• Your instructions
Give every line back verbatim, dropping all images.
>> START Records for processing
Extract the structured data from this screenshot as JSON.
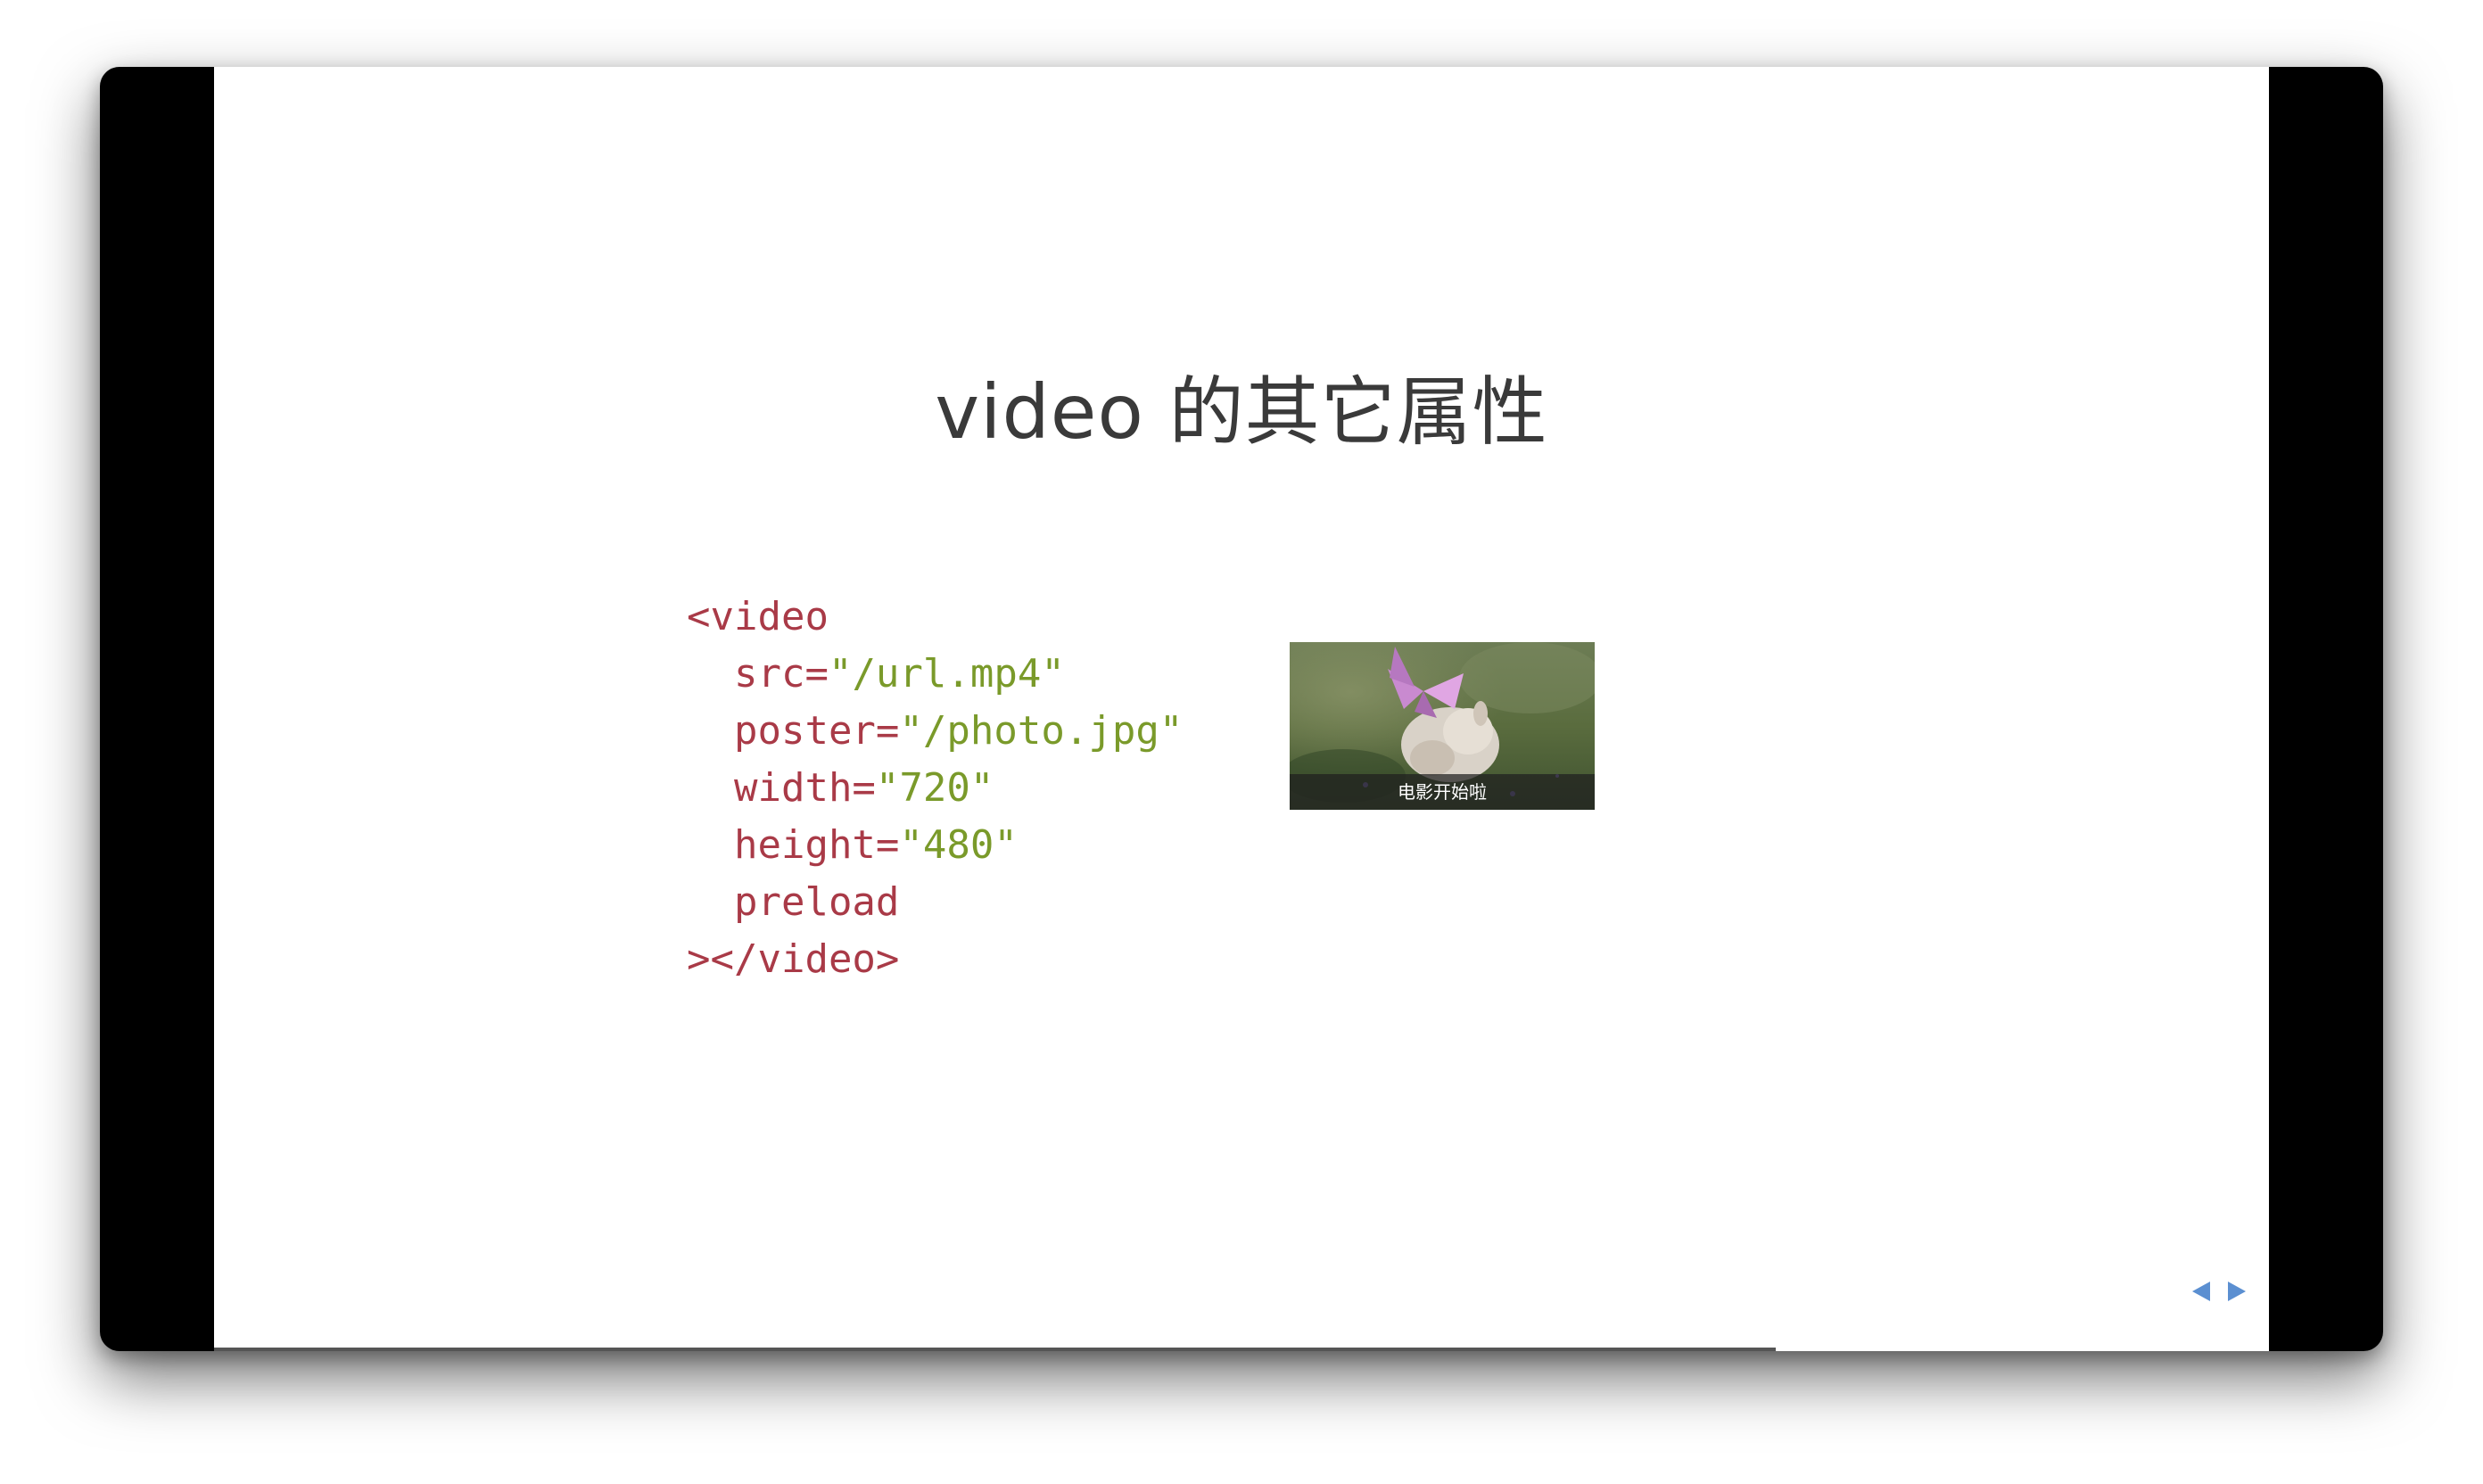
{
  "slide": {
    "title": "video 的其它属性",
    "code": {
      "line1": "<video",
      "src_attr": "  src=",
      "src_value": "\"/url.mp4\"",
      "poster_attr": "  poster=",
      "poster_value": "\"/photo.jpg\"",
      "width_attr": "  width=",
      "width_value": "\"720\"",
      "height_attr": "  height=",
      "height_value": "\"480\"",
      "preload": "  preload",
      "close": "></video>"
    },
    "preview": {
      "subtitle": "电影开始啦"
    },
    "progress_fraction": 0.76
  },
  "controls": {
    "prev_icon": "triangle-left-icon",
    "next_icon": "triangle-right-icon",
    "color": "#5b8fd1"
  },
  "colors": {
    "code_tag": "#a93a47",
    "code_string": "#7a9a2a",
    "title": "#3a3a3a"
  }
}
>> END Records for processing
• Response
Extract the structured data from this screenshot as JSON.
{
  "slide": {
    "title": "video 的其它属性",
    "code": {
      "line1": "<video",
      "src_attr": "  src=",
      "src_value": "\"/url.mp4\"",
      "poster_attr": "  poster=",
      "poster_value": "\"/photo.jpg\"",
      "width_attr": "  width=",
      "width_value": "\"720\"",
      "height_attr": "  height=",
      "height_value": "\"480\"",
      "preload": "  preload",
      "close": "></video>"
    },
    "preview": {
      "subtitle": "电影开始啦"
    },
    "progress_fraction": 0.76
  },
  "controls": {
    "prev_icon": "triangle-left-icon",
    "next_icon": "triangle-right-icon",
    "color": "#5b8fd1"
  },
  "colors": {
    "code_tag": "#a93a47",
    "code_string": "#7a9a2a",
    "title": "#3a3a3a"
  }
}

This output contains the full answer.